● **Provided text**:
Inside the process of making the NFL schedule
POSTED: April 14, 2009 By PAUL DOMOWITCH

http://www.philly.com/philly/sports...e_the_process_of_making_the_NFL_schedule.html

pdomo@aol.com

shareemailprintreprintfont sizeoptions POSTED: April 14, 2009 Inside the process of making the NFL scheduleBy PAUL DOMOWITCH
Philadelphia Daily News
pdomo@aol.com

THE ONE AND ONLY certainty about the 2009 NFL schedule to be unveiled tonight is that not everyone is going to be happy with it.

Some teams won't like the placement of their bye week. Others will gripe about a three-game October road trip or playing four of their first five games against playoff teams or having to make a cross-country road trek the week after a Monday night game.

Eagles 27, Commanders 24 Eagles 24, Bears 20 Chargers 31, Eagles 23
The league's television partners also won't be completely happy. Fox and CBS will complain about some of the games they lost to NBC, ESPN and the NFL Network, and ESPN will complain about the quality of its Monday night package, and NBC will complain about having to pay for an extra driver to get the Madden cruiser from Miami to Seattle for back-to-back games in December.

"This is one of the most complicated and complex things I've ever been involved with," said Howard Katz, the NFL senior vice president for media operations, who, for the last 4 years, has been the lucky guy charged with constructing the league schedule.

"You're trying to serve 37 different masters - the 32 individual teams and the five networks. Everybody's lobbying and their interests aren't always consistent. So what we've got to do is look at how we can produce the best overall schedule from a league perspective that is fairest for all of the teams and is as fair as we can make it for our [television] partners."

Katz and a team of assistants have spent the better part of the last 2 1/2 months crafting the 256-game schedule that will be announced at 7 tonight on the NFL Network. They rolled up their sleeves right after the Super Bowl, and have been working 6- and 7-day weeks since.

They finally finished it late last week, but were still "tweaking" it as late as yesterday afternoon.
"Because of what it is, we always think we can make it a little better," Katz said.

Better, but not perfect.

"The perfect schedule would be perfect spacing for every one of the 32 teams," he said. "Alternate home and away weekends. Everyone would have a midseason or late-season bye. You'd have no three-game road trips. You wouldn't play over any stadium block requests. It's impossible.

"But the process has improved so dramatically. I was sitting with the commissioner [Roger Goodell] the other day and going through where we were in the process. He asked me how the computers have helped. I told him that a decade ago, we played schedules that we wouldn't even consider today. Eight years ago, we were still playing schedules that we wouldn't consider today.

"We consider more things now than ever before. We look at teams playing road games coming off their byes. How many times teams have consecutive road games. A few years ago, it wasn't uncommon to see a schedule where 10 teams had three-game road trips. Now, that number is usually less than five."

For years, the schedule was drawn up manually by former league executive Val Pinchbeck. Computers helped the league streamline the process in the 1990s.

"Val started building [the schedule] from the top down," Katz said. "By the time he'd get to Week 6, it was a matter of, 'OK, we just need to finish it.' It's far more sophisticated now than it ever was."

Katz met with the league's network partners just before the Super Bowl. He got NBC's and ESPN's wish lists of prime-time games, then asked CBS, which has the rights to AFC games, and Fox, which has the rights to NFC games, for their lists of the 25 games they most want to keep.

● **Entries provided**:

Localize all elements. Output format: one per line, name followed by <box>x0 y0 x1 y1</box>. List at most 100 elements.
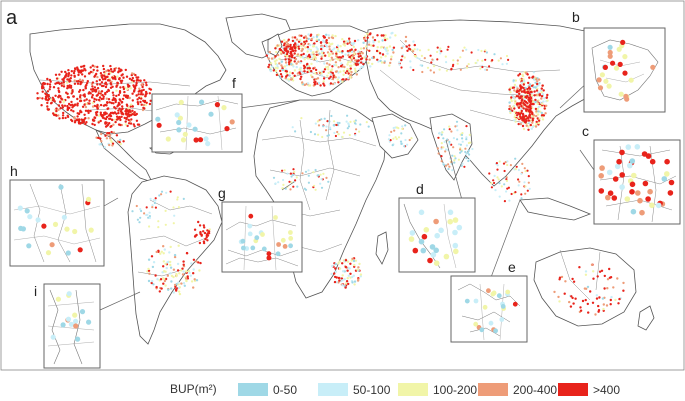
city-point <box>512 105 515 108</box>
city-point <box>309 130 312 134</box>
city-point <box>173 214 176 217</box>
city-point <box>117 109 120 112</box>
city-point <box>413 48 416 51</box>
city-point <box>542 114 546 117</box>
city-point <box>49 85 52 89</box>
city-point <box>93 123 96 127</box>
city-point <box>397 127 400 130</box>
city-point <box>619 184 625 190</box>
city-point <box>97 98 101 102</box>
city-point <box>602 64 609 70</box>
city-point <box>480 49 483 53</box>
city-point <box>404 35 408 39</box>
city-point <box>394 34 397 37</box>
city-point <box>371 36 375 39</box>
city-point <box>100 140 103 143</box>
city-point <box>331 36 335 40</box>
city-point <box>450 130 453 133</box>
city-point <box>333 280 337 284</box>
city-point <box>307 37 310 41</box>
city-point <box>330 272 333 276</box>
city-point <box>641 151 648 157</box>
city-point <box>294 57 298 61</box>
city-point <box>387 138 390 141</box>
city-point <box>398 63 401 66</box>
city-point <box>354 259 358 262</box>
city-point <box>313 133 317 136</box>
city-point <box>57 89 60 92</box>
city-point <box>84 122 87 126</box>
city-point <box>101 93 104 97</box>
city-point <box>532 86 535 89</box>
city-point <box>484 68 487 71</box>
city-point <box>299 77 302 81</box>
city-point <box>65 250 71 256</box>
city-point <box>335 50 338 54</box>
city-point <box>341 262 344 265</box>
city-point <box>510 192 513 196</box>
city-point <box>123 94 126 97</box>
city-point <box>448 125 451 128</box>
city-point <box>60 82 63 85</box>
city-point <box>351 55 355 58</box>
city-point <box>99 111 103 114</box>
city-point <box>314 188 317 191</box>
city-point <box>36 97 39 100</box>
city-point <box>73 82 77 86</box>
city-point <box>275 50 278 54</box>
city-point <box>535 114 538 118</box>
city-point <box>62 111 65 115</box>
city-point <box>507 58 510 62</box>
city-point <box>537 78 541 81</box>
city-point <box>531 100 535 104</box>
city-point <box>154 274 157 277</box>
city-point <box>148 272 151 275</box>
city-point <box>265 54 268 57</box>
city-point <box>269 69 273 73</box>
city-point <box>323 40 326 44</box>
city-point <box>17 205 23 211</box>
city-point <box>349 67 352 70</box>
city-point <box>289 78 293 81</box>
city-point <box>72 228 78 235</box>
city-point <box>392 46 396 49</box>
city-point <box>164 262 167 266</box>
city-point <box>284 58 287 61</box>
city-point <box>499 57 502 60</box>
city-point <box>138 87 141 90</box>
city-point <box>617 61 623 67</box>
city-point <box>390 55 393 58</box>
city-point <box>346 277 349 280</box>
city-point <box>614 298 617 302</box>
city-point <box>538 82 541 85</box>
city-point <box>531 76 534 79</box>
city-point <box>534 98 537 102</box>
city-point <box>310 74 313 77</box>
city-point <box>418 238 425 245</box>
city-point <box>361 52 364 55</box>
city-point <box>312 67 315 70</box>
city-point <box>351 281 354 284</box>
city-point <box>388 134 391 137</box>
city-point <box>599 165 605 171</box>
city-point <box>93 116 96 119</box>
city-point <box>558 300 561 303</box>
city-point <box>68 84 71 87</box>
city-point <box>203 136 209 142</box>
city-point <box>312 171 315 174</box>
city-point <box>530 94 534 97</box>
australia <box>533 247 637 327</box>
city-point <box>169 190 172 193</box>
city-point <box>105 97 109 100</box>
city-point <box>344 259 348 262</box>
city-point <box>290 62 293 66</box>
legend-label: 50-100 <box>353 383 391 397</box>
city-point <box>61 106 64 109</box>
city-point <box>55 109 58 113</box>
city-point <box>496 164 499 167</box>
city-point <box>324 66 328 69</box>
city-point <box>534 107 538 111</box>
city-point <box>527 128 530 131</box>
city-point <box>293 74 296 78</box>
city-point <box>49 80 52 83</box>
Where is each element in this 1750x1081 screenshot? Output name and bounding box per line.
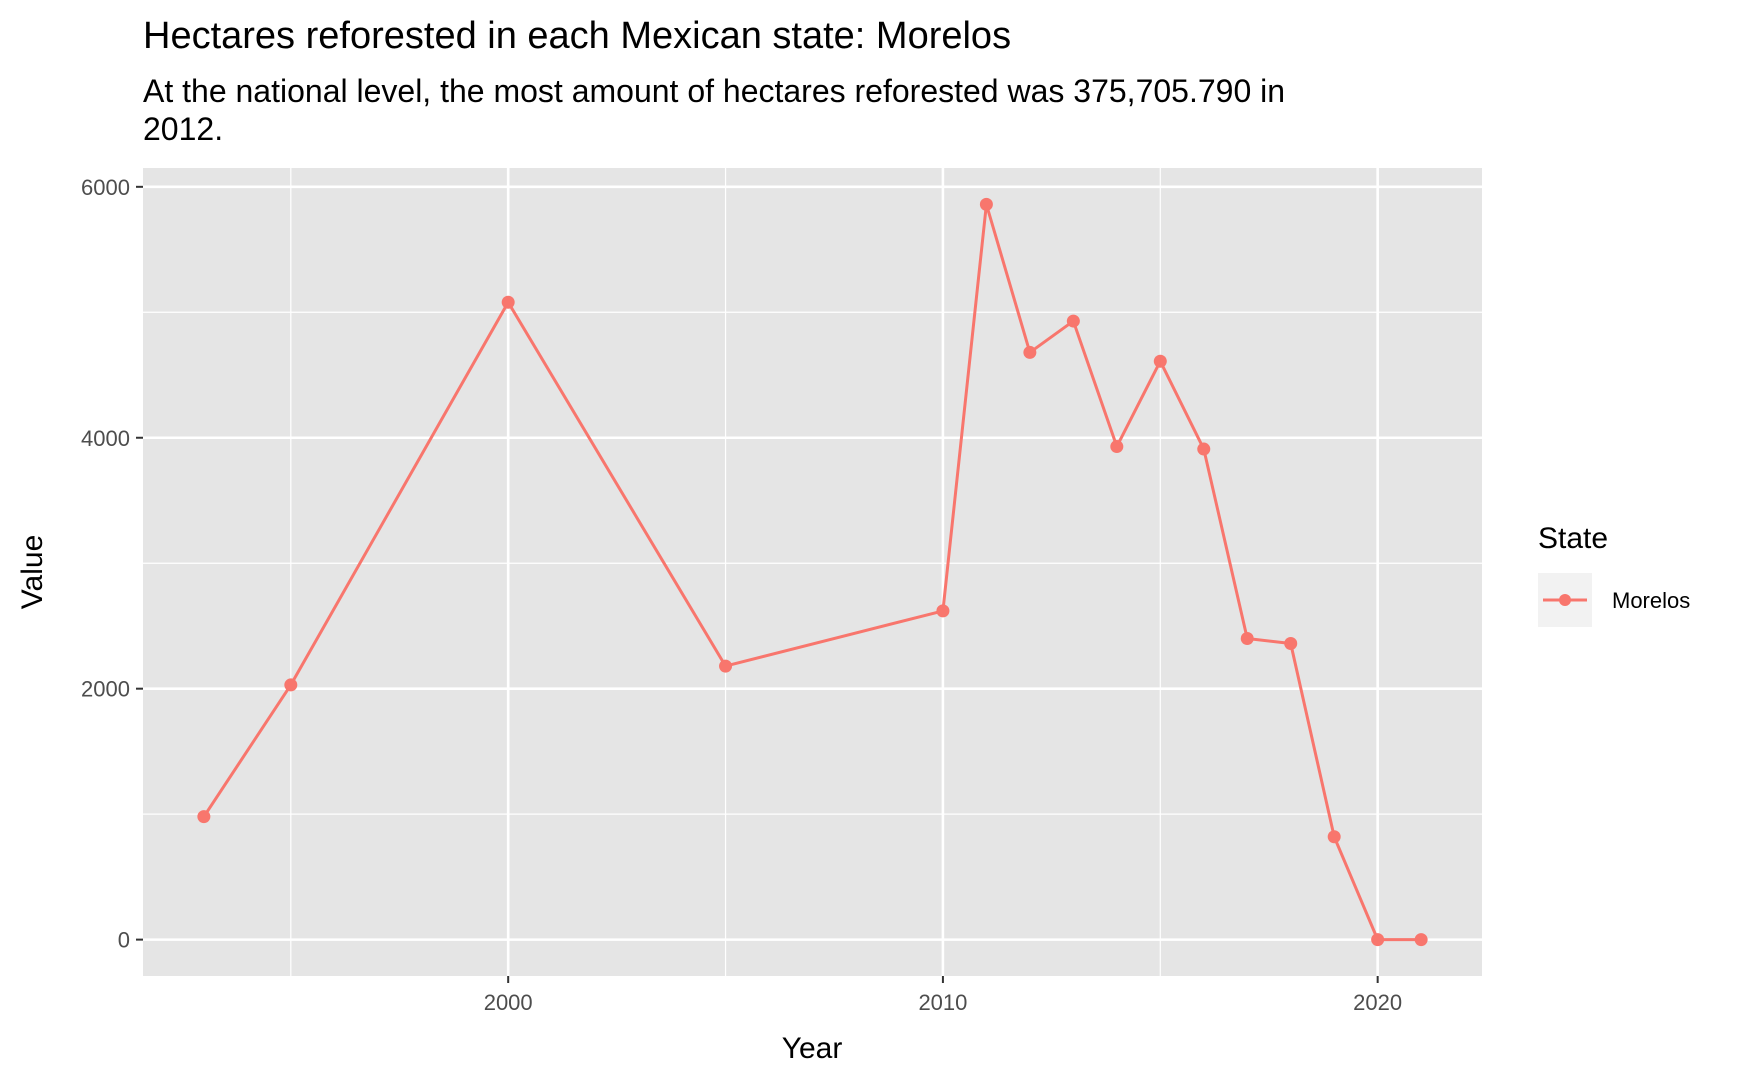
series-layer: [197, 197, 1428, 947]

● **Problem description**: Rewrite the article on making the NFL schedule, beginning at the words "They finally finished" and stopping after "but not perfect.", with "yesterday afternoon" changed to "Monday afternoon".

● **Completed exercise**:
They finally finished it late last week, but were still "tweaking" it as late as Monday afternoon.
"Because of what it is, we always think we can make it a little better," Katz said.

Better, but not perfect.